## Requirement:
Write out the records beneath this line exactly as they appear, minus any images.

# Start of Provided records

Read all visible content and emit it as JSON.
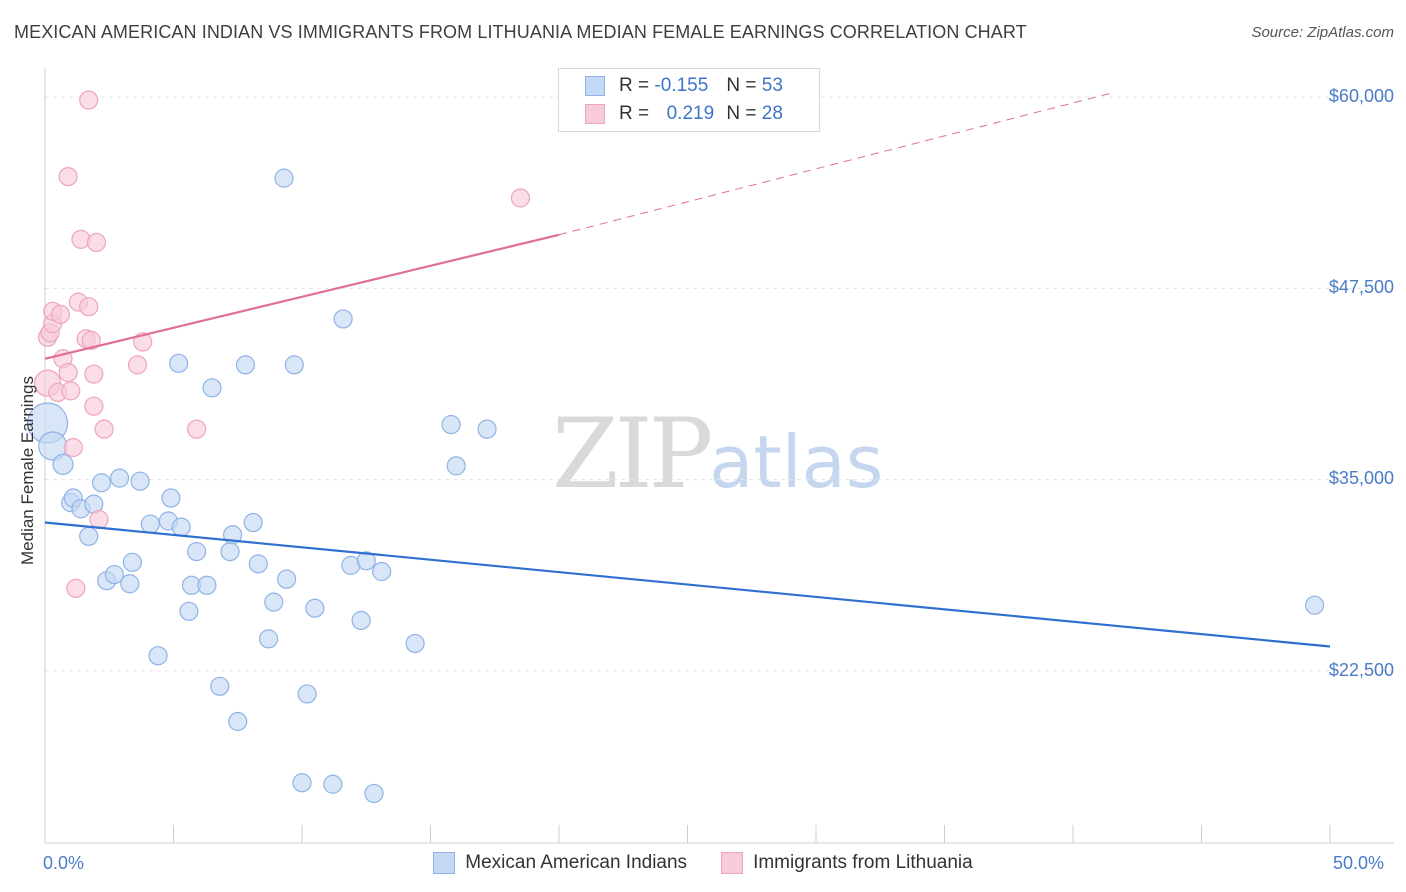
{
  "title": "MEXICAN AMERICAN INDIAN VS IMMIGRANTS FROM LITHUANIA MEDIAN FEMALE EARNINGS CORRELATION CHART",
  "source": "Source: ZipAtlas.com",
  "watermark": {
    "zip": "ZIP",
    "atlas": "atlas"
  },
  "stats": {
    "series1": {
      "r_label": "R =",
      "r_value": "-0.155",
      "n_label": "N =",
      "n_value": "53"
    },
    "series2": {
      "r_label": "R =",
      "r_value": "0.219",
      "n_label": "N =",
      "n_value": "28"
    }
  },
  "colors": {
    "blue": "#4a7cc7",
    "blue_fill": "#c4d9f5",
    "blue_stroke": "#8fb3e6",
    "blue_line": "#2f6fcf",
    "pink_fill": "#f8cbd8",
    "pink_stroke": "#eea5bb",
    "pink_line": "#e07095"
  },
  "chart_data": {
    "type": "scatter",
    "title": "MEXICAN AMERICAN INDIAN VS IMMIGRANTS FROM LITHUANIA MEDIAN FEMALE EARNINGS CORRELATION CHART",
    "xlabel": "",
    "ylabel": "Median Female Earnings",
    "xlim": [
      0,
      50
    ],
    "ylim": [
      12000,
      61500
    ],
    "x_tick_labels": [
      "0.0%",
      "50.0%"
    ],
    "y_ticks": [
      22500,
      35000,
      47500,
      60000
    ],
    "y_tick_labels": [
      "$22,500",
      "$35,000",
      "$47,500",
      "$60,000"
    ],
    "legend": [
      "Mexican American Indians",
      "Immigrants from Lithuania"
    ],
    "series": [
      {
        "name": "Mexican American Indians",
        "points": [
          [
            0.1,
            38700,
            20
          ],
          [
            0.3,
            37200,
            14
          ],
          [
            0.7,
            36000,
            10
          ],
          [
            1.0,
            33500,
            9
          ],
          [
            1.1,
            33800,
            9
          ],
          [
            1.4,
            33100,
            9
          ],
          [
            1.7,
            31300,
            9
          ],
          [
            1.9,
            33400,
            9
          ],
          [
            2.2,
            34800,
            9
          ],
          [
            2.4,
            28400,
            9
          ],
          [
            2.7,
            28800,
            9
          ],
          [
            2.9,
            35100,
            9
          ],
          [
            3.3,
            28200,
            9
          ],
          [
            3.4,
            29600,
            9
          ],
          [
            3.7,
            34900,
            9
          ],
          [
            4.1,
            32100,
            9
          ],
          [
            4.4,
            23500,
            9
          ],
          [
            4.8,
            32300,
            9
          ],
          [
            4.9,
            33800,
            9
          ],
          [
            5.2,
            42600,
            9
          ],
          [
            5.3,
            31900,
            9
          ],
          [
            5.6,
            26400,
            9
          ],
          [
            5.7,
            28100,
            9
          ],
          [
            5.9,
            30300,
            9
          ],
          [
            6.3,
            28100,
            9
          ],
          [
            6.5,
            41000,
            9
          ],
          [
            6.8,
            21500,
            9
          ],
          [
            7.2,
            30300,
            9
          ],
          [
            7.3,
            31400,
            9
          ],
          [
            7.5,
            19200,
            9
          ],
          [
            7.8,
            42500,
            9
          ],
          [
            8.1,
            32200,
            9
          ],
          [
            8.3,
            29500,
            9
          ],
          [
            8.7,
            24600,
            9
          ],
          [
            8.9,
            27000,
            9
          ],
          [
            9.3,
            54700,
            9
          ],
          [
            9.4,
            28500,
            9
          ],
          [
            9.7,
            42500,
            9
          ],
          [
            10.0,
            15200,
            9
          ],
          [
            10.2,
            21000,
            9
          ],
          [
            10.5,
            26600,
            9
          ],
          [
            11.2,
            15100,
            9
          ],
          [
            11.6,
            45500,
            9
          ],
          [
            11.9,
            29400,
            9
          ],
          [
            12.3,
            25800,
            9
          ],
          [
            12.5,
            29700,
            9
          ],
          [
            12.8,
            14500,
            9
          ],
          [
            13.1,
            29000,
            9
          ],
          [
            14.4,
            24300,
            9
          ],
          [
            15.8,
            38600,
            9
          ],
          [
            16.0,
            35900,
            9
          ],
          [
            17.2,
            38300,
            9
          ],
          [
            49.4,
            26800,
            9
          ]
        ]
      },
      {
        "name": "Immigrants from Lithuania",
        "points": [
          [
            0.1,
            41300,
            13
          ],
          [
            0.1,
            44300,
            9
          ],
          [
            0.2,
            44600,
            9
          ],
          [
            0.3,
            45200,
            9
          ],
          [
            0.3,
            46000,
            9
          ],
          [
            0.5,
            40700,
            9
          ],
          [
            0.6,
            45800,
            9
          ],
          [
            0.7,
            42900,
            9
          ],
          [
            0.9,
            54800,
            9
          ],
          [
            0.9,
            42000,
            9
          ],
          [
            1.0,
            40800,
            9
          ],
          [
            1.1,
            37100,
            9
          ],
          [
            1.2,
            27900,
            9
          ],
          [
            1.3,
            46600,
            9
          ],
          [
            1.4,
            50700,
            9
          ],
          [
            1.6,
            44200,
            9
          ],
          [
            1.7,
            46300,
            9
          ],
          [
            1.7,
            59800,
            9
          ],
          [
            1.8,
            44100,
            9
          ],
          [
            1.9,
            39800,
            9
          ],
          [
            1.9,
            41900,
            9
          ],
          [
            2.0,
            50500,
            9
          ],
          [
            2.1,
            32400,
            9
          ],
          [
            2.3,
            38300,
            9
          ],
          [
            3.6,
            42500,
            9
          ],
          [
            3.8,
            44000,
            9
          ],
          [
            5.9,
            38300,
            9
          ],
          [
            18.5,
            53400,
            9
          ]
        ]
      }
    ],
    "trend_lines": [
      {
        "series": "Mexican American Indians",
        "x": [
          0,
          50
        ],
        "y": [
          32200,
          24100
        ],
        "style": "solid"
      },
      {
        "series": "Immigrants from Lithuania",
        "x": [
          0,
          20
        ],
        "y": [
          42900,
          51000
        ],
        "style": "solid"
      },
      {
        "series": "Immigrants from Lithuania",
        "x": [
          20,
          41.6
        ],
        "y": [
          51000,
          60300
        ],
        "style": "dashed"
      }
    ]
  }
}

# End of Provided records

## Answer to the exercise:
Read all visible content and emit it as JSON.
{
  "title": "MEXICAN AMERICAN INDIAN VS IMMIGRANTS FROM LITHUANIA MEDIAN FEMALE EARNINGS CORRELATION CHART",
  "source": "Source: ZipAtlas.com",
  "watermark": {
    "zip": "ZIP",
    "atlas": "atlas"
  },
  "stats": {
    "series1": {
      "r_label": "R =",
      "r_value": "-0.155",
      "n_label": "N =",
      "n_value": "53"
    },
    "series2": {
      "r_label": "R =",
      "r_value": "0.219",
      "n_label": "N =",
      "n_value": "28"
    }
  },
  "colors": {
    "blue": "#4a7cc7",
    "blue_fill": "#c4d9f5",
    "blue_stroke": "#8fb3e6",
    "blue_line": "#2f6fcf",
    "pink_fill": "#f8cbd8",
    "pink_stroke": "#eea5bb",
    "pink_line": "#e07095"
  },
  "chart_data": {
    "type": "scatter",
    "title": "MEXICAN AMERICAN INDIAN VS IMMIGRANTS FROM LITHUANIA MEDIAN FEMALE EARNINGS CORRELATION CHART",
    "xlabel": "",
    "ylabel": "Median Female Earnings",
    "xlim": [
      0,
      50
    ],
    "ylim": [
      12000,
      61500
    ],
    "x_tick_labels": [
      "0.0%",
      "50.0%"
    ],
    "y_ticks": [
      22500,
      35000,
      47500,
      60000
    ],
    "y_tick_labels": [
      "$22,500",
      "$35,000",
      "$47,500",
      "$60,000"
    ],
    "legend": [
      "Mexican American Indians",
      "Immigrants from Lithuania"
    ],
    "series": [
      {
        "name": "Mexican American Indians",
        "points": [
          [
            0.1,
            38700,
            20
          ],
          [
            0.3,
            37200,
            14
          ],
          [
            0.7,
            36000,
            10
          ],
          [
            1.0,
            33500,
            9
          ],
          [
            1.1,
            33800,
            9
          ],
          [
            1.4,
            33100,
            9
          ],
          [
            1.7,
            31300,
            9
          ],
          [
            1.9,
            33400,
            9
          ],
          [
            2.2,
            34800,
            9
          ],
          [
            2.4,
            28400,
            9
          ],
          [
            2.7,
            28800,
            9
          ],
          [
            2.9,
            35100,
            9
          ],
          [
            3.3,
            28200,
            9
          ],
          [
            3.4,
            29600,
            9
          ],
          [
            3.7,
            34900,
            9
          ],
          [
            4.1,
            32100,
            9
          ],
          [
            4.4,
            23500,
            9
          ],
          [
            4.8,
            32300,
            9
          ],
          [
            4.9,
            33800,
            9
          ],
          [
            5.2,
            42600,
            9
          ],
          [
            5.3,
            31900,
            9
          ],
          [
            5.6,
            26400,
            9
          ],
          [
            5.7,
            28100,
            9
          ],
          [
            5.9,
            30300,
            9
          ],
          [
            6.3,
            28100,
            9
          ],
          [
            6.5,
            41000,
            9
          ],
          [
            6.8,
            21500,
            9
          ],
          [
            7.2,
            30300,
            9
          ],
          [
            7.3,
            31400,
            9
          ],
          [
            7.5,
            19200,
            9
          ],
          [
            7.8,
            42500,
            9
          ],
          [
            8.1,
            32200,
            9
          ],
          [
            8.3,
            29500,
            9
          ],
          [
            8.7,
            24600,
            9
          ],
          [
            8.9,
            27000,
            9
          ],
          [
            9.3,
            54700,
            9
          ],
          [
            9.4,
            28500,
            9
          ],
          [
            9.7,
            42500,
            9
          ],
          [
            10.0,
            15200,
            9
          ],
          [
            10.2,
            21000,
            9
          ],
          [
            10.5,
            26600,
            9
          ],
          [
            11.2,
            15100,
            9
          ],
          [
            11.6,
            45500,
            9
          ],
          [
            11.9,
            29400,
            9
          ],
          [
            12.3,
            25800,
            9
          ],
          [
            12.5,
            29700,
            9
          ],
          [
            12.8,
            14500,
            9
          ],
          [
            13.1,
            29000,
            9
          ],
          [
            14.4,
            24300,
            9
          ],
          [
            15.8,
            38600,
            9
          ],
          [
            16.0,
            35900,
            9
          ],
          [
            17.2,
            38300,
            9
          ],
          [
            49.4,
            26800,
            9
          ]
        ]
      },
      {
        "name": "Immigrants from Lithuania",
        "points": [
          [
            0.1,
            41300,
            13
          ],
          [
            0.1,
            44300,
            9
          ],
          [
            0.2,
            44600,
            9
          ],
          [
            0.3,
            45200,
            9
          ],
          [
            0.3,
            46000,
            9
          ],
          [
            0.5,
            40700,
            9
          ],
          [
            0.6,
            45800,
            9
          ],
          [
            0.7,
            42900,
            9
          ],
          [
            0.9,
            54800,
            9
          ],
          [
            0.9,
            42000,
            9
          ],
          [
            1.0,
            40800,
            9
          ],
          [
            1.1,
            37100,
            9
          ],
          [
            1.2,
            27900,
            9
          ],
          [
            1.3,
            46600,
            9
          ],
          [
            1.4,
            50700,
            9
          ],
          [
            1.6,
            44200,
            9
          ],
          [
            1.7,
            46300,
            9
          ],
          [
            1.7,
            59800,
            9
          ],
          [
            1.8,
            44100,
            9
          ],
          [
            1.9,
            39800,
            9
          ],
          [
            1.9,
            41900,
            9
          ],
          [
            2.0,
            50500,
            9
          ],
          [
            2.1,
            32400,
            9
          ],
          [
            2.3,
            38300,
            9
          ],
          [
            3.6,
            42500,
            9
          ],
          [
            3.8,
            44000,
            9
          ],
          [
            5.9,
            38300,
            9
          ],
          [
            18.5,
            53400,
            9
          ]
        ]
      }
    ],
    "trend_lines": [
      {
        "series": "Mexican American Indians",
        "x": [
          0,
          50
        ],
        "y": [
          32200,
          24100
        ],
        "style": "solid"
      },
      {
        "series": "Immigrants from Lithuania",
        "x": [
          0,
          20
        ],
        "y": [
          42900,
          51000
        ],
        "style": "solid"
      },
      {
        "series": "Immigrants from Lithuania",
        "x": [
          20,
          41.6
        ],
        "y": [
          51000,
          60300
        ],
        "style": "dashed"
      }
    ]
  }
}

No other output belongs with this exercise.